++++ Records provided ++++
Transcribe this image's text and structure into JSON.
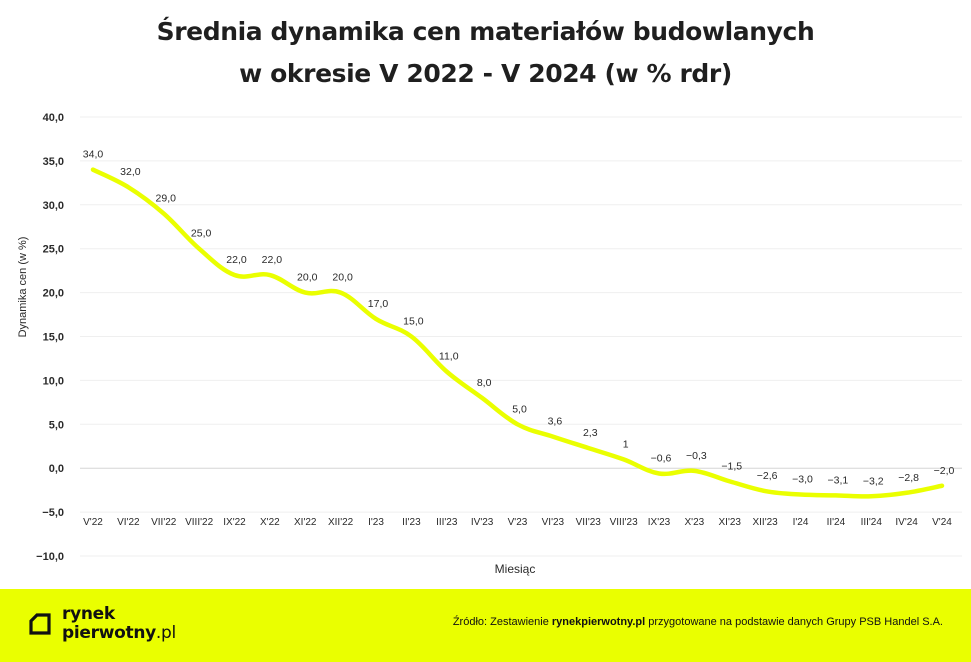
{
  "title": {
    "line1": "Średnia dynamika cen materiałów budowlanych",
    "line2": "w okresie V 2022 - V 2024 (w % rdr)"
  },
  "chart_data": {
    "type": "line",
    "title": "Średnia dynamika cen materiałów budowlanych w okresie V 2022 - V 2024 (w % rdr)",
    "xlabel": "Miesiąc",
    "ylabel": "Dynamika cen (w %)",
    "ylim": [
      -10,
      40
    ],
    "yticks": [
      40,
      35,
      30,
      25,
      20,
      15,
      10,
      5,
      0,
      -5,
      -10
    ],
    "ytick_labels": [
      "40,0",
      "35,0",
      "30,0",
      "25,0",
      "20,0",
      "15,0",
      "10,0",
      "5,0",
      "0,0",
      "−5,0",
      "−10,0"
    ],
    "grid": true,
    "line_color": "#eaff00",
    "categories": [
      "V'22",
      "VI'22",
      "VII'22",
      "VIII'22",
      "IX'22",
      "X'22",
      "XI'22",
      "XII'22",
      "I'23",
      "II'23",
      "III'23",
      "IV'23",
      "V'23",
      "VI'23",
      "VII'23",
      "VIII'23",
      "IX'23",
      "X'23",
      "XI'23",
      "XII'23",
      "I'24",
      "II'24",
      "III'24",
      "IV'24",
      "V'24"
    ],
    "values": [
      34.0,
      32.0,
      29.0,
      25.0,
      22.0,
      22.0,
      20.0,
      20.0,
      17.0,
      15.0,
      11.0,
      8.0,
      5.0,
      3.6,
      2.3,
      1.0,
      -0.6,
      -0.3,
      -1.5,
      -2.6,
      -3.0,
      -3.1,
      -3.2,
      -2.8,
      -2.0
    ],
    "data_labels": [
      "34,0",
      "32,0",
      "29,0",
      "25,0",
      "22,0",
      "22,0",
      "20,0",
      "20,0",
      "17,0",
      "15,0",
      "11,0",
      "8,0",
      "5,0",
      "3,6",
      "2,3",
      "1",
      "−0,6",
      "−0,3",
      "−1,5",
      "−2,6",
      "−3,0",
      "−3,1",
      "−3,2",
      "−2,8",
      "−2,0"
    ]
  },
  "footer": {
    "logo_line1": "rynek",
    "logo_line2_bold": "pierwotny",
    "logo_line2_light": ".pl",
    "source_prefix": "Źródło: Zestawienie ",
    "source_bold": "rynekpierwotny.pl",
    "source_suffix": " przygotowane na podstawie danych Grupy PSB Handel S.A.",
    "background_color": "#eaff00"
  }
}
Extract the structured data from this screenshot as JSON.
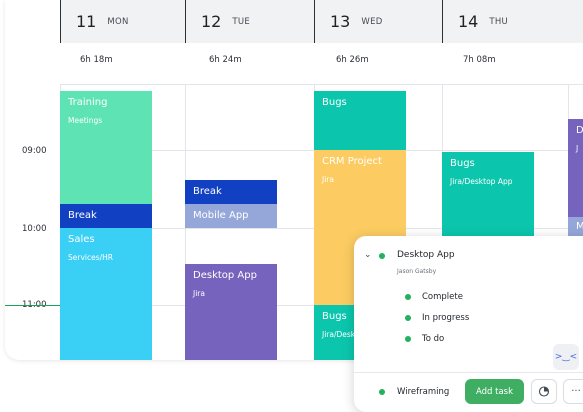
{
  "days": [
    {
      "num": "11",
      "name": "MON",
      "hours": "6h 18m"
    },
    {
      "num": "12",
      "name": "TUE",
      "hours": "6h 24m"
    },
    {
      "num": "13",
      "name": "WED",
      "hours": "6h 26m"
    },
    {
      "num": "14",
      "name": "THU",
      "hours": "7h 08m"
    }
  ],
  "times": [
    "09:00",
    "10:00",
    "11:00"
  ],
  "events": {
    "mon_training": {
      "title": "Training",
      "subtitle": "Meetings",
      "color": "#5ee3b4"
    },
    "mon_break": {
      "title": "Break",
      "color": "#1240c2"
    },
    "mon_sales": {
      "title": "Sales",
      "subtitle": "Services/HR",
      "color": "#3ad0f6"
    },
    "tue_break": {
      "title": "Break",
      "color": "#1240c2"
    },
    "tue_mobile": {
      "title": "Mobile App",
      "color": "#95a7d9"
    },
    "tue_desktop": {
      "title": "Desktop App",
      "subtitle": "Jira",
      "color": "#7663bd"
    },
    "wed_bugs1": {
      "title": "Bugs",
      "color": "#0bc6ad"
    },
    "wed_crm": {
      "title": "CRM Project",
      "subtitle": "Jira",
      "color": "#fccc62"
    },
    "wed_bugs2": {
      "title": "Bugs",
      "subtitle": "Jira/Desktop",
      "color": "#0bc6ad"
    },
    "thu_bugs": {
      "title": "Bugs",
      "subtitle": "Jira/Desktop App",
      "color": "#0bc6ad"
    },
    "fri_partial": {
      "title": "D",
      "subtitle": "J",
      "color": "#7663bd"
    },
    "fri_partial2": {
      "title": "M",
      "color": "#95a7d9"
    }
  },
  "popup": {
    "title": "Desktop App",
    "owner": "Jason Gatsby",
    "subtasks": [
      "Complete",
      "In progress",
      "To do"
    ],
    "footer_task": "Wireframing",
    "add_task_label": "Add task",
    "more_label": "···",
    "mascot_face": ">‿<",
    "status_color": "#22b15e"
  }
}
++++
++++ Records provided ++++
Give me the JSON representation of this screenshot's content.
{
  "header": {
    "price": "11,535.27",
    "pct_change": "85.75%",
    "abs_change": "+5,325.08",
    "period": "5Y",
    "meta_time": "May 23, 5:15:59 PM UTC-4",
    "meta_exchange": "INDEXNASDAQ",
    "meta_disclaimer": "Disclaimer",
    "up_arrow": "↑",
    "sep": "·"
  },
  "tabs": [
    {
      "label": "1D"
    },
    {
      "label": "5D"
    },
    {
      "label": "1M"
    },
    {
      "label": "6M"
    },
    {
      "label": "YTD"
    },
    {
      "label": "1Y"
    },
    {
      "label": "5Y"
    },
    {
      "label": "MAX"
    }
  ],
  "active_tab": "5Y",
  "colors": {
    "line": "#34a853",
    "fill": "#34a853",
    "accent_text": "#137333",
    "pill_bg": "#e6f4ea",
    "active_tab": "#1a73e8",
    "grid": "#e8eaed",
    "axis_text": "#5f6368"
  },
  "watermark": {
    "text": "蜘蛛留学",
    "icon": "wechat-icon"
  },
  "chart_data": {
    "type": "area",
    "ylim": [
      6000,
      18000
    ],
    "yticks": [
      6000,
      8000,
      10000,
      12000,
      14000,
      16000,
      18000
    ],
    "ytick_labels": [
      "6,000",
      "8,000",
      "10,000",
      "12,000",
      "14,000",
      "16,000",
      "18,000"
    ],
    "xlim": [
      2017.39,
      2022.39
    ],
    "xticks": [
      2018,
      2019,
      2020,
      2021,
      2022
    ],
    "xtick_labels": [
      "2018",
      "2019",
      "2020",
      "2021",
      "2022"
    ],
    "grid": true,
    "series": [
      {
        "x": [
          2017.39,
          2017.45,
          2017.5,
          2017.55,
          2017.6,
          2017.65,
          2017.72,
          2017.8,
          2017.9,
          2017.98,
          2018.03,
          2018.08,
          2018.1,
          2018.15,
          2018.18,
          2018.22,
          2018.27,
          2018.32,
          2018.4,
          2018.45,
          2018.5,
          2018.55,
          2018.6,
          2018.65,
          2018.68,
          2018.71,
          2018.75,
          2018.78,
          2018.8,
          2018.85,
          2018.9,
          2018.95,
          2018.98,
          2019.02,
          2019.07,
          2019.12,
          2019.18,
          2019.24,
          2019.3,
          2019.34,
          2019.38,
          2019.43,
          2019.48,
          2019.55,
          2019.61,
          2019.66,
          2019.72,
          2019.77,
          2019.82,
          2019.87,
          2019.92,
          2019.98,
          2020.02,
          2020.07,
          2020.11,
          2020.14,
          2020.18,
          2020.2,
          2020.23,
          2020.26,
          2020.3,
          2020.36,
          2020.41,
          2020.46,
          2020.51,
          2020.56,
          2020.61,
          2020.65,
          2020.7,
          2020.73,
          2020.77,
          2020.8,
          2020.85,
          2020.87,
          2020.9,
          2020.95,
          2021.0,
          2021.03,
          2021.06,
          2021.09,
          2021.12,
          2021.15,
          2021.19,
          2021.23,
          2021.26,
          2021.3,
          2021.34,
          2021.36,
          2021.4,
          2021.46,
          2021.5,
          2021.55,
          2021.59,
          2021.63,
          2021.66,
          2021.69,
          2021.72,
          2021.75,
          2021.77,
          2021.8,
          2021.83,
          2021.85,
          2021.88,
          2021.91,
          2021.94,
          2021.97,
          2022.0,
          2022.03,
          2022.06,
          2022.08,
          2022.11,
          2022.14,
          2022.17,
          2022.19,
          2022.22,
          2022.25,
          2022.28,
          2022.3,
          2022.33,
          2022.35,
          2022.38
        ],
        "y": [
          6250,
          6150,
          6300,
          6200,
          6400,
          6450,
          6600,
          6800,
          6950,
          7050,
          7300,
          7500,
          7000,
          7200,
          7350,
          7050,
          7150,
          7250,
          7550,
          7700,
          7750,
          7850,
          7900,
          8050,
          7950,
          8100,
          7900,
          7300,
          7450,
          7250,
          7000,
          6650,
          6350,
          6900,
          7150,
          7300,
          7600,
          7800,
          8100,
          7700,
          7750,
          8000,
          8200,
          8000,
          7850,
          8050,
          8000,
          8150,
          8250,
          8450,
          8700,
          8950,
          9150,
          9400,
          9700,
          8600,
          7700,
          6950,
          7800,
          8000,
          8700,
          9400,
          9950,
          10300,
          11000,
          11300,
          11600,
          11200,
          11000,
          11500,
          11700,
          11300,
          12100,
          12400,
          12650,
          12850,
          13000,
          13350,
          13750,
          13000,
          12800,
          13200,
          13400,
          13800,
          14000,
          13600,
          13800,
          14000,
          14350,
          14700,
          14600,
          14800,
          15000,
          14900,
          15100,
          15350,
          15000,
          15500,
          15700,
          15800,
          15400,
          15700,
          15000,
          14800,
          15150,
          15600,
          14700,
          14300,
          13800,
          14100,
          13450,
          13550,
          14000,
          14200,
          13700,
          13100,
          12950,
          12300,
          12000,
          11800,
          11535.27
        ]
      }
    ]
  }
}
++++
▸ **Objective**
Each line in the listing above either holds the string "JSON" or does not; state how many do, giving the number only.

▸ **Answer for the task**
3